— PROBLEM DETAILS —
All of the material should be reproduced exactly, with pictures left out.

— DATASET EXCERPTS —
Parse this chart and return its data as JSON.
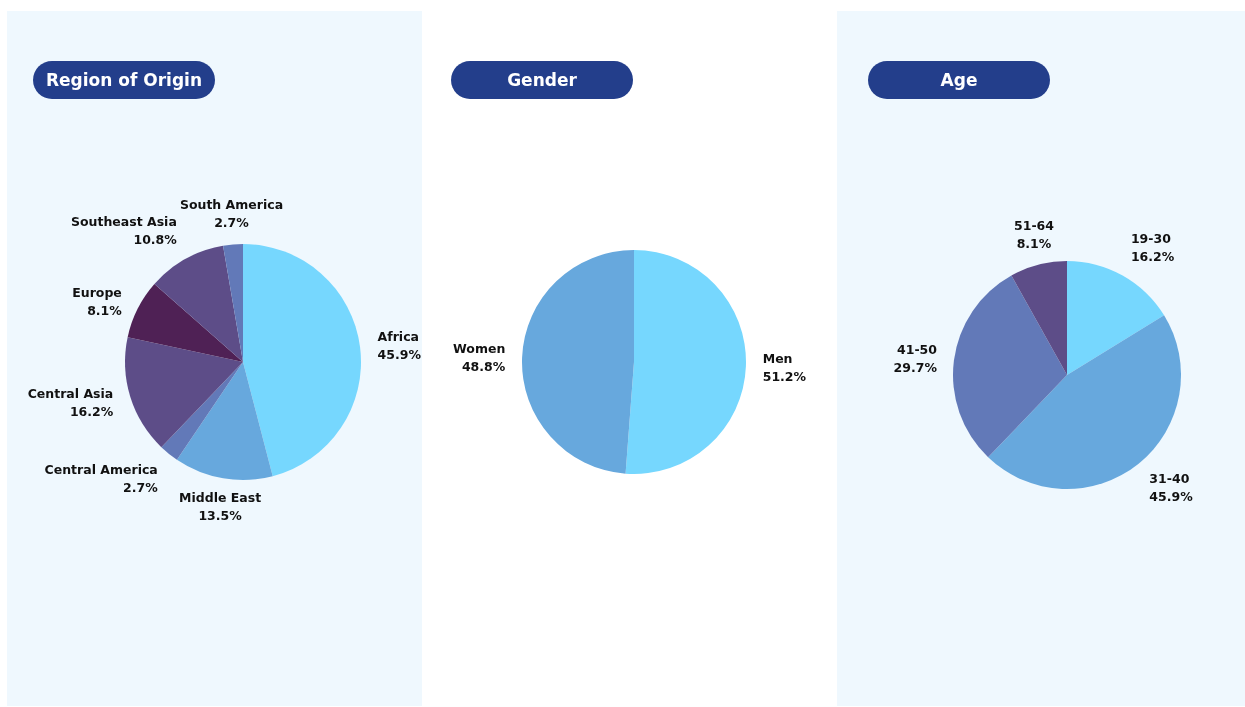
{
  "chart_data": [
    {
      "type": "pie",
      "title": "Region of Origin",
      "categories": [
        "Africa",
        "Middle East",
        "Central America",
        "Central Asia",
        "Europe",
        "Southeast Asia",
        "South America"
      ],
      "values": [
        45.9,
        13.5,
        2.7,
        16.2,
        8.1,
        10.8,
        2.7
      ],
      "value_labels": [
        "45.9%",
        "13.5%",
        "2.7%",
        "16.2%",
        "8.1%",
        "10.8%",
        "2.7%"
      ],
      "colors": [
        "#76d7fe",
        "#67a8dd",
        "#6279b8",
        "#5d4d88",
        "#4f2155",
        "#5d4d88",
        "#6279b8"
      ]
    },
    {
      "type": "pie",
      "title": "Gender",
      "categories": [
        "Men",
        "Women"
      ],
      "values": [
        51.2,
        48.8
      ],
      "value_labels": [
        "51.2%",
        "48.8%"
      ],
      "colors": [
        "#76d7fe",
        "#67a8dd"
      ]
    },
    {
      "type": "pie",
      "title": "Age",
      "categories": [
        "19-30",
        "31-40",
        "41-50",
        "51-64"
      ],
      "values": [
        16.2,
        45.9,
        29.7,
        8.1
      ],
      "value_labels": [
        "16.2%",
        "45.9%",
        "29.7%",
        "8.1%"
      ],
      "colors": [
        "#76d7fe",
        "#67a8dd",
        "#6279b8",
        "#5d4d88"
      ]
    }
  ]
}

— EXPECTED OUTPUT —
Parse this chart and return its data as JSON.
{
  "chart_data": [
    {
      "type": "pie",
      "title": "Region of Origin",
      "categories": [
        "Africa",
        "Middle East",
        "Central America",
        "Central Asia",
        "Europe",
        "Southeast Asia",
        "South America"
      ],
      "values": [
        45.9,
        13.5,
        2.7,
        16.2,
        8.1,
        10.8,
        2.7
      ],
      "value_labels": [
        "45.9%",
        "13.5%",
        "2.7%",
        "16.2%",
        "8.1%",
        "10.8%",
        "2.7%"
      ],
      "colors": [
        "#76d7fe",
        "#67a8dd",
        "#6279b8",
        "#5d4d88",
        "#4f2155",
        "#5d4d88",
        "#6279b8"
      ]
    },
    {
      "type": "pie",
      "title": "Gender",
      "categories": [
        "Men",
        "Women"
      ],
      "values": [
        51.2,
        48.8
      ],
      "value_labels": [
        "51.2%",
        "48.8%"
      ],
      "colors": [
        "#76d7fe",
        "#67a8dd"
      ]
    },
    {
      "type": "pie",
      "title": "Age",
      "categories": [
        "19-30",
        "31-40",
        "41-50",
        "51-64"
      ],
      "values": [
        16.2,
        45.9,
        29.7,
        8.1
      ],
      "value_labels": [
        "16.2%",
        "45.9%",
        "29.7%",
        "8.1%"
      ],
      "colors": [
        "#76d7fe",
        "#67a8dd",
        "#6279b8",
        "#5d4d88"
      ]
    }
  ]
}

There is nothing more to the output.